_Exercise instructions_
Repeat what the lines below say, word for word, and skip every image.
>> start Exercise materials
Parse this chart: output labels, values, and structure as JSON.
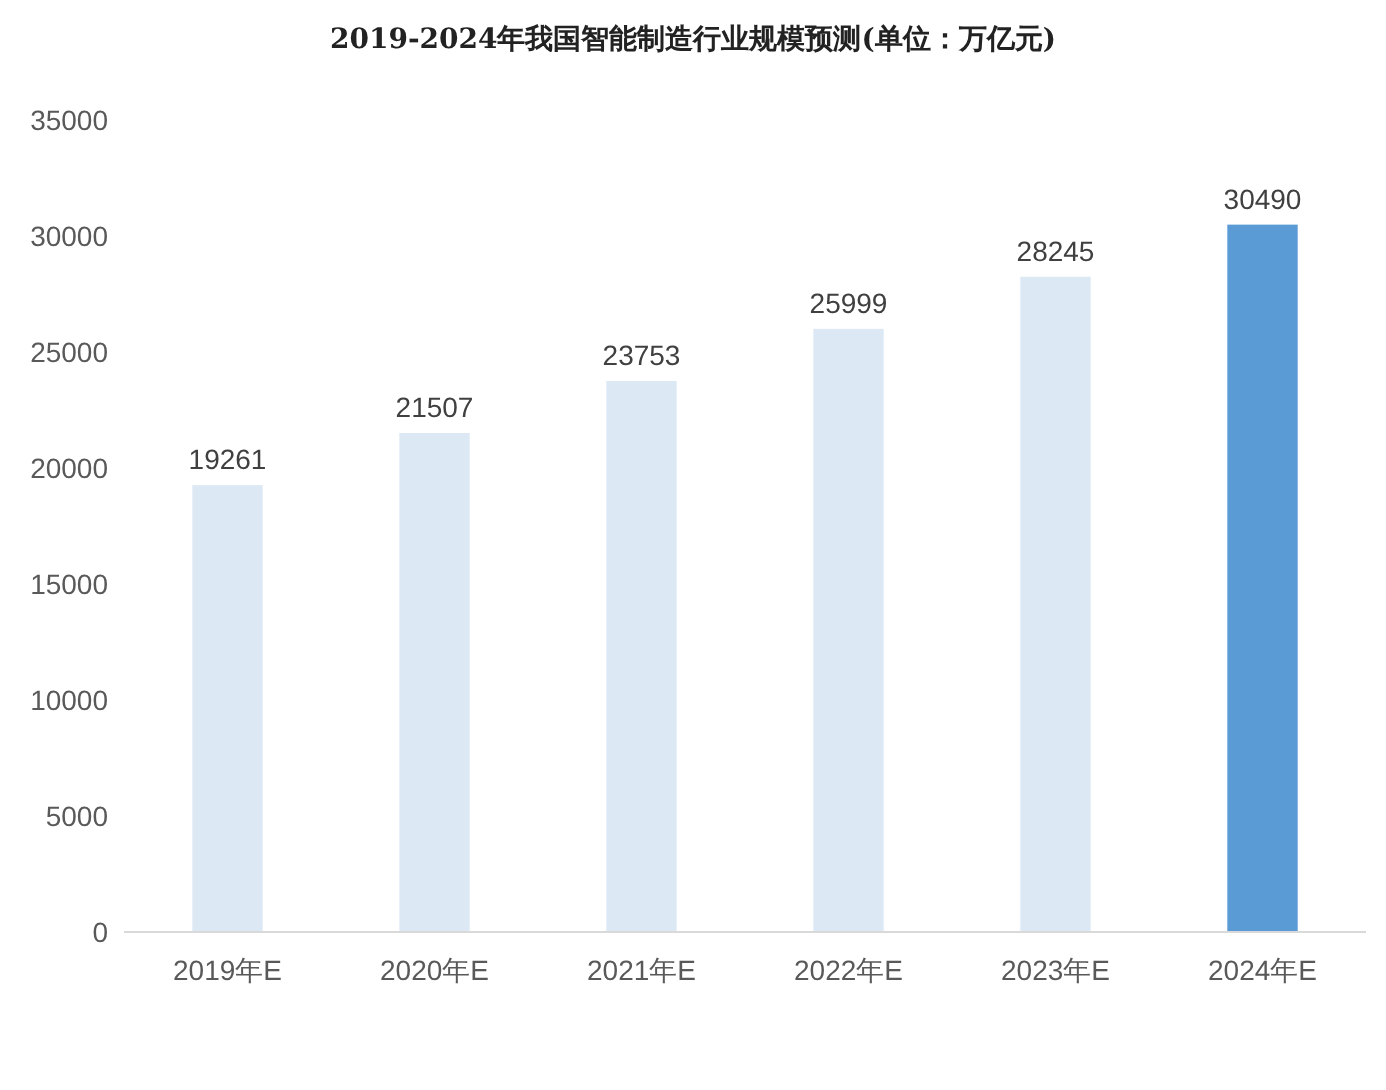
{
  "chart_data": {
    "type": "bar",
    "title": "2019-2024年我国智能制造行业规模预测(单位：万亿元)",
    "categories": [
      "2019年E",
      "2020年E",
      "2021年E",
      "2022年E",
      "2023年E",
      "2024年E"
    ],
    "values": [
      19261,
      21507,
      23753,
      25999,
      28245,
      30490
    ],
    "colors": [
      "#dde8f5",
      "#dde8f5",
      "#dde8f5",
      "#dde8f5",
      "#dde8f5",
      "#5b9bd5"
    ],
    "ylim": [
      0,
      35000
    ],
    "yticks": [
      0,
      5000,
      10000,
      15000,
      20000,
      25000,
      30000,
      35000
    ],
    "data_labels": true,
    "grid": false
  }
}
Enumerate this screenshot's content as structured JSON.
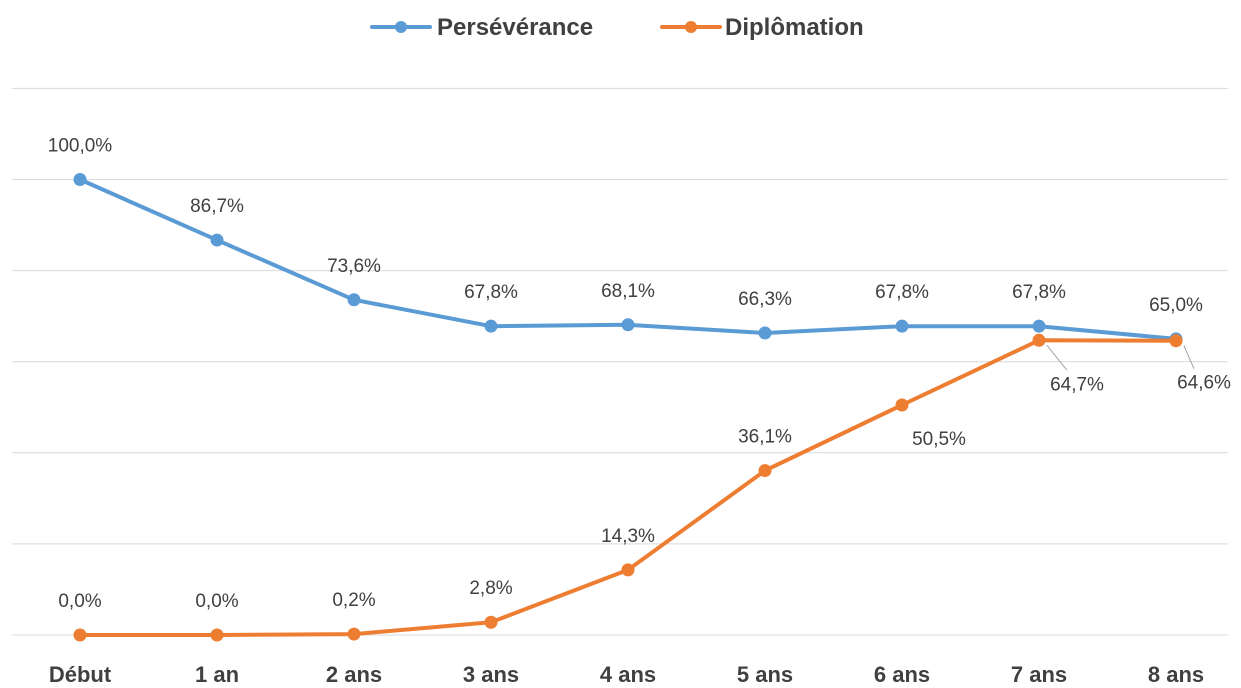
{
  "chart_data": {
    "type": "line",
    "categories": [
      "Début",
      "1 an",
      "2 ans",
      "3 ans",
      "4 ans",
      "5 ans",
      "6 ans",
      "7 ans",
      "8 ans"
    ],
    "series": [
      {
        "name": "Persévérance",
        "color": "#5b9bd5",
        "values": [
          100.0,
          86.7,
          73.6,
          67.8,
          68.1,
          66.3,
          67.8,
          67.8,
          65.0
        ],
        "labels": [
          "100,0%",
          "86,7%",
          "73,6%",
          "67,8%",
          "68,1%",
          "66,3%",
          "67,8%",
          "67,8%",
          "65,0%"
        ]
      },
      {
        "name": "Diplômation",
        "color": "#ed7d31",
        "values": [
          0.0,
          0.0,
          0.2,
          2.8,
          14.3,
          36.1,
          50.5,
          64.7,
          64.6
        ],
        "labels": [
          "0,0%",
          "0,0%",
          "0,2%",
          "2,8%",
          "14,3%",
          "36,1%",
          "50,5%",
          "64,7%",
          "64,6%"
        ]
      }
    ],
    "ylim": [
      0,
      120
    ],
    "grid": true,
    "legend_position": "top"
  }
}
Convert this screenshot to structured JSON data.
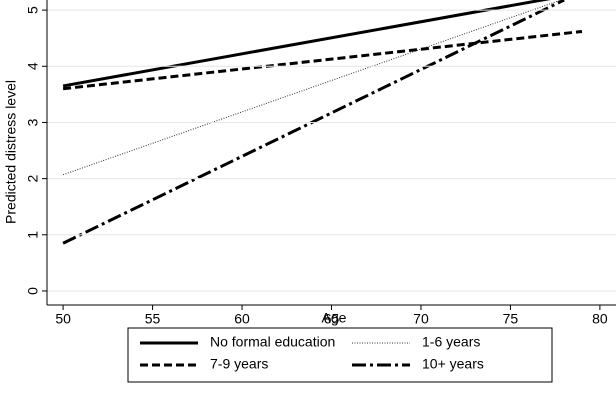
{
  "chart_data": {
    "type": "line",
    "x_label": "Age",
    "y_label": "Predicted distress level",
    "xlim": [
      49.1,
      80.9
    ],
    "xticks": [
      50,
      55,
      60,
      65,
      70,
      75,
      80
    ],
    "ylim": [
      -0.25,
      5.18
    ],
    "yticks": [
      0,
      1,
      2,
      3,
      4,
      5
    ],
    "grid": true,
    "legend": "bottom",
    "series": [
      {
        "name": "No formal education",
        "color": "#000000",
        "width": 3,
        "dash": "none",
        "x": [
          50,
          78
        ],
        "values": [
          3.65,
          5.25
        ]
      },
      {
        "name": "1-6 years",
        "color": "#333333",
        "width": 1,
        "dash": "1 1.5",
        "x": [
          50,
          78
        ],
        "values": [
          2.07,
          5.2
        ]
      },
      {
        "name": "7-9 years",
        "color": "#000000",
        "width": 3,
        "dash": "8 4",
        "x": [
          50,
          79
        ],
        "values": [
          3.6,
          4.62
        ]
      },
      {
        "name": "10+ years",
        "color": "#000000",
        "width": 3,
        "dash": "14 4 3 4",
        "x": [
          50,
          78
        ],
        "values": [
          0.85,
          5.18
        ]
      }
    ]
  }
}
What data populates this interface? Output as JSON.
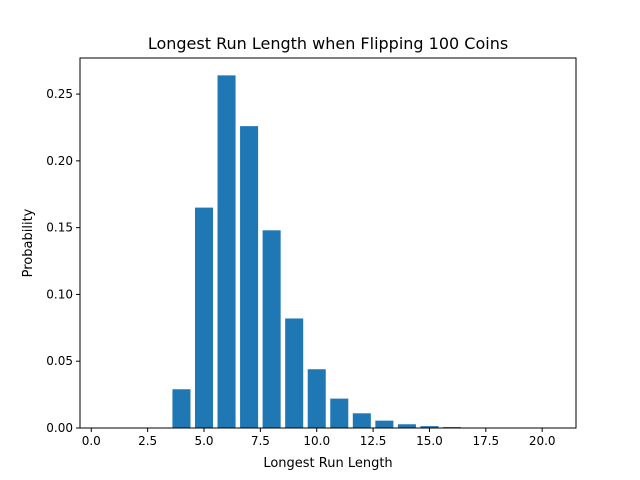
{
  "chart_data": {
    "type": "bar",
    "title": "Longest Run Length when Flipping 100 Coins",
    "xlabel": "Longest Run Length",
    "ylabel": "Probability",
    "x": [
      1,
      2,
      3,
      4,
      5,
      6,
      7,
      8,
      9,
      10,
      11,
      12,
      13,
      14,
      15,
      16,
      17,
      18,
      19,
      20
    ],
    "values": [
      0.0,
      0.0,
      0.0,
      0.029,
      0.165,
      0.264,
      0.226,
      0.148,
      0.082,
      0.044,
      0.022,
      0.011,
      0.0055,
      0.0028,
      0.0014,
      0.0007,
      0.0003,
      0.0002,
      0.0001,
      0.0
    ],
    "xlim": [
      -0.5,
      21.5
    ],
    "ylim": [
      0,
      0.277
    ],
    "xticks": [
      0.0,
      2.5,
      5.0,
      7.5,
      10.0,
      12.5,
      15.0,
      17.5,
      20.0
    ],
    "xtick_labels": [
      "0.0",
      "2.5",
      "5.0",
      "7.5",
      "10.0",
      "12.5",
      "15.0",
      "17.5",
      "20.0"
    ],
    "yticks": [
      0.0,
      0.05,
      0.1,
      0.15,
      0.2,
      0.25
    ],
    "ytick_labels": [
      "0.00",
      "0.05",
      "0.10",
      "0.15",
      "0.20",
      "0.25"
    ],
    "bar_color": "#1f77b4",
    "grid": false,
    "legend": "none"
  }
}
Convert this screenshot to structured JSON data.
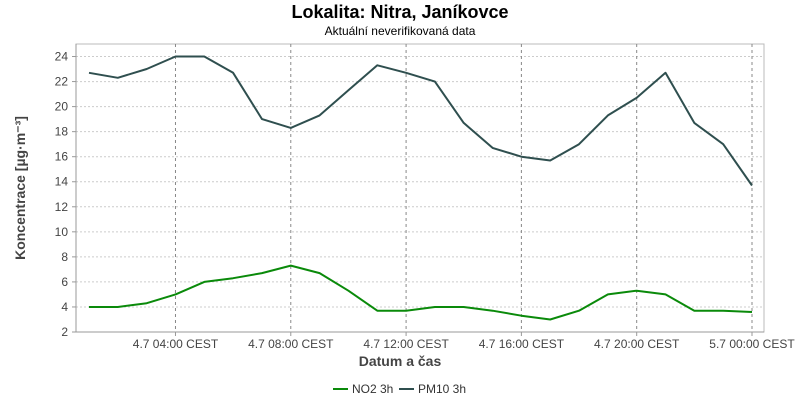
{
  "chart_data": {
    "type": "line",
    "title": "Lokalita: Nitra, Janíkovce",
    "subtitle": "Aktuální neverifikovaná data",
    "xlabel": "Datum a čas",
    "ylabel": "Koncentrace [µg·m⁻³]",
    "ylim": [
      2,
      25
    ],
    "yticks": [
      2,
      4,
      6,
      8,
      10,
      12,
      14,
      16,
      18,
      20,
      22,
      24
    ],
    "xticks": [
      "4.7 04:00 CEST",
      "4.7 08:00 CEST",
      "4.7 12:00 CEST",
      "4.7 16:00 CEST",
      "4.7 20:00 CEST",
      "5.7 00:00 CEST"
    ],
    "x": [
      "4.7 01:00",
      "4.7 02:00",
      "4.7 03:00",
      "4.7 04:00",
      "4.7 05:00",
      "4.7 06:00",
      "4.7 07:00",
      "4.7 08:00",
      "4.7 09:00",
      "4.7 10:00",
      "4.7 11:00",
      "4.7 12:00",
      "4.7 13:00",
      "4.7 14:00",
      "4.7 15:00",
      "4.7 16:00",
      "4.7 17:00",
      "4.7 18:00",
      "4.7 19:00",
      "4.7 20:00",
      "4.7 21:00",
      "4.7 22:00",
      "4.7 23:00",
      "5.7 00:00"
    ],
    "series": [
      {
        "name": "NO2 3h",
        "color": "#0a8a0a",
        "values": [
          4.0,
          4.0,
          4.3,
          5.0,
          6.0,
          6.3,
          6.7,
          7.3,
          6.7,
          5.3,
          3.7,
          3.7,
          4.0,
          4.0,
          3.7,
          3.3,
          3.0,
          3.7,
          5.0,
          5.3,
          5.0,
          3.7,
          3.7,
          3.6
        ]
      },
      {
        "name": "PM10 3h",
        "color": "#2f4f4f",
        "values": [
          22.7,
          22.3,
          23.0,
          24.0,
          24.0,
          22.7,
          19.0,
          18.3,
          19.3,
          21.3,
          23.3,
          22.7,
          22.0,
          18.7,
          16.7,
          16.0,
          15.7,
          17.0,
          19.3,
          20.7,
          22.7,
          18.7,
          17.0,
          13.7
        ]
      }
    ],
    "grid": true,
    "legend_position": "bottom-center"
  }
}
>> end Exercise materials
_Answer to the exercise_
Parse this chart: output labels, values, and structure as JSON.
{
  "chart_data": {
    "type": "bar",
    "title": "2019-2024年我国智能制造行业规模预测(单位：万亿元)",
    "categories": [
      "2019年E",
      "2020年E",
      "2021年E",
      "2022年E",
      "2023年E",
      "2024年E"
    ],
    "values": [
      19261,
      21507,
      23753,
      25999,
      28245,
      30490
    ],
    "colors": [
      "#dde8f5",
      "#dde8f5",
      "#dde8f5",
      "#dde8f5",
      "#dde8f5",
      "#5b9bd5"
    ],
    "ylim": [
      0,
      35000
    ],
    "yticks": [
      0,
      5000,
      10000,
      15000,
      20000,
      25000,
      30000,
      35000
    ],
    "data_labels": true,
    "grid": false
  }
}
Enumerate this screenshot's content as structured JSON.
{
  "chart_data": {
    "type": "line",
    "categories": [
      "Début",
      "1 an",
      "2 ans",
      "3 ans",
      "4 ans",
      "5 ans",
      "6 ans",
      "7 ans",
      "8 ans"
    ],
    "series": [
      {
        "name": "Persévérance",
        "color": "#5b9bd5",
        "values": [
          100.0,
          86.7,
          73.6,
          67.8,
          68.1,
          66.3,
          67.8,
          67.8,
          65.0
        ],
        "labels": [
          "100,0%",
          "86,7%",
          "73,6%",
          "67,8%",
          "68,1%",
          "66,3%",
          "67,8%",
          "67,8%",
          "65,0%"
        ]
      },
      {
        "name": "Diplômation",
        "color": "#ed7d31",
        "values": [
          0.0,
          0.0,
          0.2,
          2.8,
          14.3,
          36.1,
          50.5,
          64.7,
          64.6
        ],
        "labels": [
          "0,0%",
          "0,0%",
          "0,2%",
          "2,8%",
          "14,3%",
          "36,1%",
          "50,5%",
          "64,7%",
          "64,6%"
        ]
      }
    ],
    "ylim": [
      0,
      120
    ],
    "grid": true,
    "legend_position": "top"
  }
}
Convert this screenshot to structured JSON data.
{
  "chart_data": {
    "type": "line",
    "x_label": "Age",
    "y_label": "Predicted distress level",
    "xlim": [
      49.1,
      80.9
    ],
    "xticks": [
      50,
      55,
      60,
      65,
      70,
      75,
      80
    ],
    "ylim": [
      -0.25,
      5.18
    ],
    "yticks": [
      0,
      1,
      2,
      3,
      4,
      5
    ],
    "grid": true,
    "legend": "bottom",
    "series": [
      {
        "name": "No formal education",
        "color": "#000000",
        "width": 3,
        "dash": "none",
        "x": [
          50,
          78
        ],
        "values": [
          3.65,
          5.25
        ]
      },
      {
        "name": "1-6 years",
        "color": "#333333",
        "width": 1,
        "dash": "1 1.5",
        "x": [
          50,
          78
        ],
        "values": [
          2.07,
          5.2
        ]
      },
      {
        "name": "7-9 years",
        "color": "#000000",
        "width": 3,
        "dash": "8 4",
        "x": [
          50,
          79
        ],
        "values": [
          3.6,
          4.62
        ]
      },
      {
        "name": "10+ years",
        "color": "#000000",
        "width": 3,
        "dash": "14 4 3 4",
        "x": [
          50,
          78
        ],
        "values": [
          0.85,
          5.18
        ]
      }
    ]
  }
}
What data populates this interface? Output as JSON.
{
  "chart_data": {
    "type": "bar",
    "title": "Longest Run Length when Flipping 100 Coins",
    "xlabel": "Longest Run Length",
    "ylabel": "Probability",
    "x": [
      1,
      2,
      3,
      4,
      5,
      6,
      7,
      8,
      9,
      10,
      11,
      12,
      13,
      14,
      15,
      16,
      17,
      18,
      19,
      20
    ],
    "values": [
      0.0,
      0.0,
      0.0,
      0.029,
      0.165,
      0.264,
      0.226,
      0.148,
      0.082,
      0.044,
      0.022,
      0.011,
      0.0055,
      0.0028,
      0.0014,
      0.0007,
      0.0003,
      0.0002,
      0.0001,
      0.0
    ],
    "xlim": [
      -0.5,
      21.5
    ],
    "ylim": [
      0,
      0.277
    ],
    "xticks": [
      0.0,
      2.5,
      5.0,
      7.5,
      10.0,
      12.5,
      15.0,
      17.5,
      20.0
    ],
    "xtick_labels": [
      "0.0",
      "2.5",
      "5.0",
      "7.5",
      "10.0",
      "12.5",
      "15.0",
      "17.5",
      "20.0"
    ],
    "yticks": [
      0.0,
      0.05,
      0.1,
      0.15,
      0.2,
      0.25
    ],
    "ytick_labels": [
      "0.00",
      "0.05",
      "0.10",
      "0.15",
      "0.20",
      "0.25"
    ],
    "bar_color": "#1f77b4",
    "grid": false,
    "legend": "none"
  }
}
Convert this screenshot to structured JSON data.
{
  "chart_data": {
    "type": "line",
    "title": "Lokalita: Nitra, Janíkovce",
    "subtitle": "Aktuální neverifikovaná data",
    "xlabel": "Datum a čas",
    "ylabel": "Koncentrace [µg·m⁻³]",
    "ylim": [
      2,
      25
    ],
    "yticks": [
      2,
      4,
      6,
      8,
      10,
      12,
      14,
      16,
      18,
      20,
      22,
      24
    ],
    "xticks": [
      "4.7 04:00 CEST",
      "4.7 08:00 CEST",
      "4.7 12:00 CEST",
      "4.7 16:00 CEST",
      "4.7 20:00 CEST",
      "5.7 00:00 CEST"
    ],
    "x": [
      "4.7 01:00",
      "4.7 02:00",
      "4.7 03:00",
      "4.7 04:00",
      "4.7 05:00",
      "4.7 06:00",
      "4.7 07:00",
      "4.7 08:00",
      "4.7 09:00",
      "4.7 10:00",
      "4.7 11:00",
      "4.7 12:00",
      "4.7 13:00",
      "4.7 14:00",
      "4.7 15:00",
      "4.7 16:00",
      "4.7 17:00",
      "4.7 18:00",
      "4.7 19:00",
      "4.7 20:00",
      "4.7 21:00",
      "4.7 22:00",
      "4.7 23:00",
      "5.7 00:00"
    ],
    "series": [
      {
        "name": "NO2 3h",
        "color": "#0a8a0a",
        "values": [
          4.0,
          4.0,
          4.3,
          5.0,
          6.0,
          6.3,
          6.7,
          7.3,
          6.7,
          5.3,
          3.7,
          3.7,
          4.0,
          4.0,
          3.7,
          3.3,
          3.0,
          3.7,
          5.0,
          5.3,
          5.0,
          3.7,
          3.7,
          3.6
        ]
      },
      {
        "name": "PM10 3h",
        "color": "#2f4f4f",
        "values": [
          22.7,
          22.3,
          23.0,
          24.0,
          24.0,
          22.7,
          19.0,
          18.3,
          19.3,
          21.3,
          23.3,
          22.7,
          22.0,
          18.7,
          16.7,
          16.0,
          15.7,
          17.0,
          19.3,
          20.7,
          22.7,
          18.7,
          17.0,
          13.7
        ]
      }
    ],
    "grid": true,
    "legend_position": "bottom-center"
  }
}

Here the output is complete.